▸ WRITTEN EXERCISE
Count the lines in the data below where the string "Overview" occurs, please, and give the number alone.

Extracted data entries
══════════
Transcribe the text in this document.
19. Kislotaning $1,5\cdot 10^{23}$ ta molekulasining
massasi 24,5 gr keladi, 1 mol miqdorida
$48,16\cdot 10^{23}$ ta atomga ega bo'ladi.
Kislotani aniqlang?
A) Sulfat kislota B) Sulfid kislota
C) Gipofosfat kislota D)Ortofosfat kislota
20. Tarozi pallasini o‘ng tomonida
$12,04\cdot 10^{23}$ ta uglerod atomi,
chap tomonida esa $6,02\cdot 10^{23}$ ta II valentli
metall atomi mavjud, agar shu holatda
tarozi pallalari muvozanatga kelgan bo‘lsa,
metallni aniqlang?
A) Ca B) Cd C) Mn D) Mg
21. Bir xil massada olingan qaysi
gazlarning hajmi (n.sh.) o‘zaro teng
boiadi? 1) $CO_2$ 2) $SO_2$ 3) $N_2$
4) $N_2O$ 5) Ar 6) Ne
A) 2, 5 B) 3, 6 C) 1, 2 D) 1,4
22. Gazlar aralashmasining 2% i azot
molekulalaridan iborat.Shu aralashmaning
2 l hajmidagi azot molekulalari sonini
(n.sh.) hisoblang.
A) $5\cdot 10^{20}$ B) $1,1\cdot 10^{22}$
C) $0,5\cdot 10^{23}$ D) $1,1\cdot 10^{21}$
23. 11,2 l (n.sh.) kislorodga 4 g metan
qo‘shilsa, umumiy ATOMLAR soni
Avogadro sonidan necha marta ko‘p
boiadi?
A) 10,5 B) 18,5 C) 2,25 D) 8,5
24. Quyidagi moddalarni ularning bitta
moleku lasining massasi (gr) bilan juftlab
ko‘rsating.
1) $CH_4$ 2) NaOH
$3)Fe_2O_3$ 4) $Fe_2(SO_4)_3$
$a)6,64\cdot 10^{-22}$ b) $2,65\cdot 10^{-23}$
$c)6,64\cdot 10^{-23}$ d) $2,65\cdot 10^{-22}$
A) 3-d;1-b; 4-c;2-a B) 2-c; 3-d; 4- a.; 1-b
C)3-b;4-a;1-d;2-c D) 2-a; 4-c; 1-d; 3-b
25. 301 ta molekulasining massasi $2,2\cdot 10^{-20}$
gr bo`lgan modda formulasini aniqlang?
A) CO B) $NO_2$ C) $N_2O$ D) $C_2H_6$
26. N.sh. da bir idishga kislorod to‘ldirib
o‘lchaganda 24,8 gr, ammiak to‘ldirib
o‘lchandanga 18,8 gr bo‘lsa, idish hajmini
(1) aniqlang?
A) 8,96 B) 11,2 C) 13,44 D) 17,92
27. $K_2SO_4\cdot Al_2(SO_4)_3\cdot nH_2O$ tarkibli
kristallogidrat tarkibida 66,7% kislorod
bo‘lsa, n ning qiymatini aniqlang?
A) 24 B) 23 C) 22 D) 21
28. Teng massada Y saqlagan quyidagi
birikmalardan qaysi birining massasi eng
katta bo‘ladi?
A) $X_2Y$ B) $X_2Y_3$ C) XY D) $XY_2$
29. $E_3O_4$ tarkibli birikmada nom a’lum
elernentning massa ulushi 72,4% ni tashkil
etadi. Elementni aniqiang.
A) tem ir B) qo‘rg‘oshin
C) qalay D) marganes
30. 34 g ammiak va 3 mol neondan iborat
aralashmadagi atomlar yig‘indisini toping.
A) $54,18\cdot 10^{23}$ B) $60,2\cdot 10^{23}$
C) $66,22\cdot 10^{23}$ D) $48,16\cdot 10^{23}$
══════════
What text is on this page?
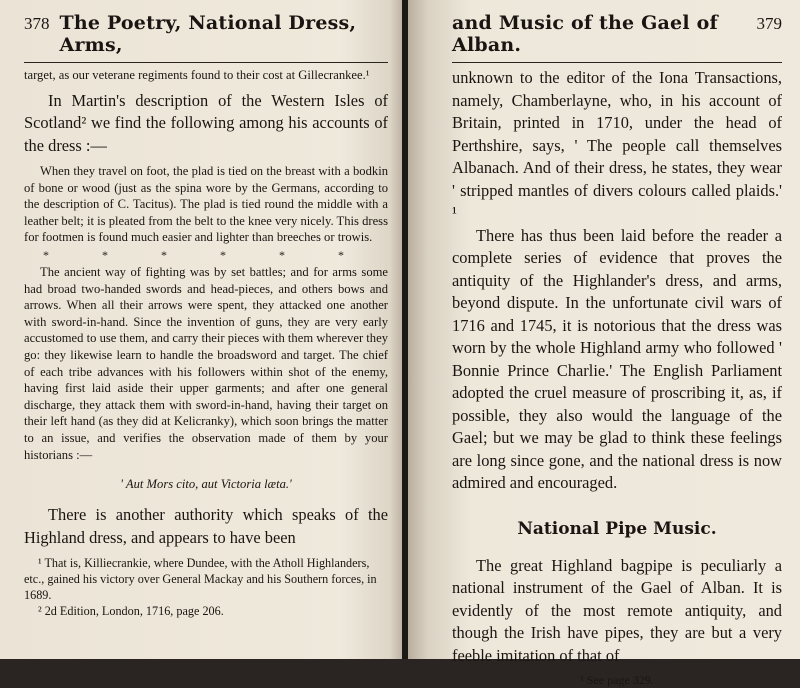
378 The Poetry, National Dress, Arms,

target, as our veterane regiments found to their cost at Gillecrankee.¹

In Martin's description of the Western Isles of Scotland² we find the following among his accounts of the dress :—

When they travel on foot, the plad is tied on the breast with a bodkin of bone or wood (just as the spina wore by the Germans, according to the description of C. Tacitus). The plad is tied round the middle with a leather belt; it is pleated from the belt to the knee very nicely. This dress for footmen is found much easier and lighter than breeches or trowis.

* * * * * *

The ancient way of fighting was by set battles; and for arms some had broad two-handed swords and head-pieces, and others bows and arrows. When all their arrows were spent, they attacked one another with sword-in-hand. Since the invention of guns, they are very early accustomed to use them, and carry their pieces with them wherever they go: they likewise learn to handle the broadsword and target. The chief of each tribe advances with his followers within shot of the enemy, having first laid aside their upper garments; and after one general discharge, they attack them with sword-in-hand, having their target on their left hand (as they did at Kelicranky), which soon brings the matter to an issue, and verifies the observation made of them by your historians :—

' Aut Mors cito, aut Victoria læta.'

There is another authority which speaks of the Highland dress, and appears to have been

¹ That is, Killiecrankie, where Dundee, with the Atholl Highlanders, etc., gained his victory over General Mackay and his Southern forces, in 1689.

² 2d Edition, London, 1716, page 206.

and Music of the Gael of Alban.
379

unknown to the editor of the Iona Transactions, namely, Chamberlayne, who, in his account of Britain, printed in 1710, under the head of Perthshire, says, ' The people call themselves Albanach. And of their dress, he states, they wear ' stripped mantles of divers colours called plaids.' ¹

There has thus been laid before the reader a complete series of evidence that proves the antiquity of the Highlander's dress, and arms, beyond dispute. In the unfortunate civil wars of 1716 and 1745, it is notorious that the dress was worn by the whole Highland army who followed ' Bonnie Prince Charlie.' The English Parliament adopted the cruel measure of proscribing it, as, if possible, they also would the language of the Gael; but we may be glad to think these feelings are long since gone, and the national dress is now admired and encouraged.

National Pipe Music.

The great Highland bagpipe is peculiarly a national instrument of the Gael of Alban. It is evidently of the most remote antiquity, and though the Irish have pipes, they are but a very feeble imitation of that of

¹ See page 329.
══════════
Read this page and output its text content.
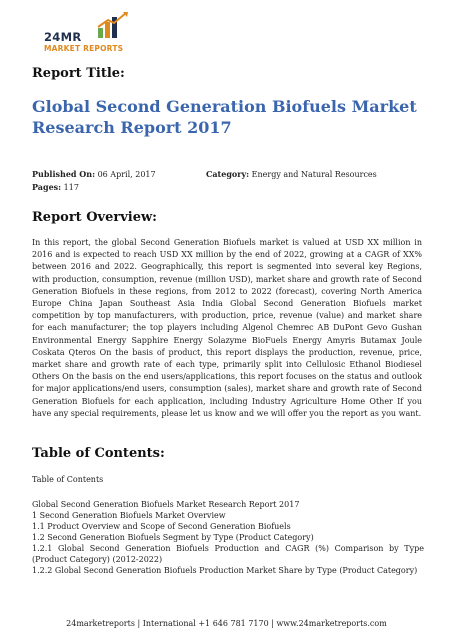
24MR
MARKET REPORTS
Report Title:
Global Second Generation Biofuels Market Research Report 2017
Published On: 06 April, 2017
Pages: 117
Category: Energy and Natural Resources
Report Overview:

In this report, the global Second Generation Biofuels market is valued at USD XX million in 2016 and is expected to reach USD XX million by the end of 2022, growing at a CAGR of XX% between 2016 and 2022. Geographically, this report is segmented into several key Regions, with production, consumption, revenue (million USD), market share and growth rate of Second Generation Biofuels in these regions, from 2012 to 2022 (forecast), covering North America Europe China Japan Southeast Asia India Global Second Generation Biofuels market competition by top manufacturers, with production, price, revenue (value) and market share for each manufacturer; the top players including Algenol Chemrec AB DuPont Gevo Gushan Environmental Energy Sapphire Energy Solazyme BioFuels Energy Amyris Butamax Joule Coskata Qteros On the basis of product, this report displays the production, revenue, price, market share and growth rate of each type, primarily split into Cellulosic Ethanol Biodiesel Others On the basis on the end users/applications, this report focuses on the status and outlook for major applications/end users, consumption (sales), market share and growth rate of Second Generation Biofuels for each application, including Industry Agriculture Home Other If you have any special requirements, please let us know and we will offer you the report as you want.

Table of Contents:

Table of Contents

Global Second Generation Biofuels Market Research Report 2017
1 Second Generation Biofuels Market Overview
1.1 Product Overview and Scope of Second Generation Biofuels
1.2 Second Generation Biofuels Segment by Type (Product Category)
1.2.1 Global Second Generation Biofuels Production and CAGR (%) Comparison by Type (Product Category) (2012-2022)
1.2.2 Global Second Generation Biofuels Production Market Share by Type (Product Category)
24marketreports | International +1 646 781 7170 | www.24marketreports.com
══════════
▸ RESULT FOR THIS EXERCISE
3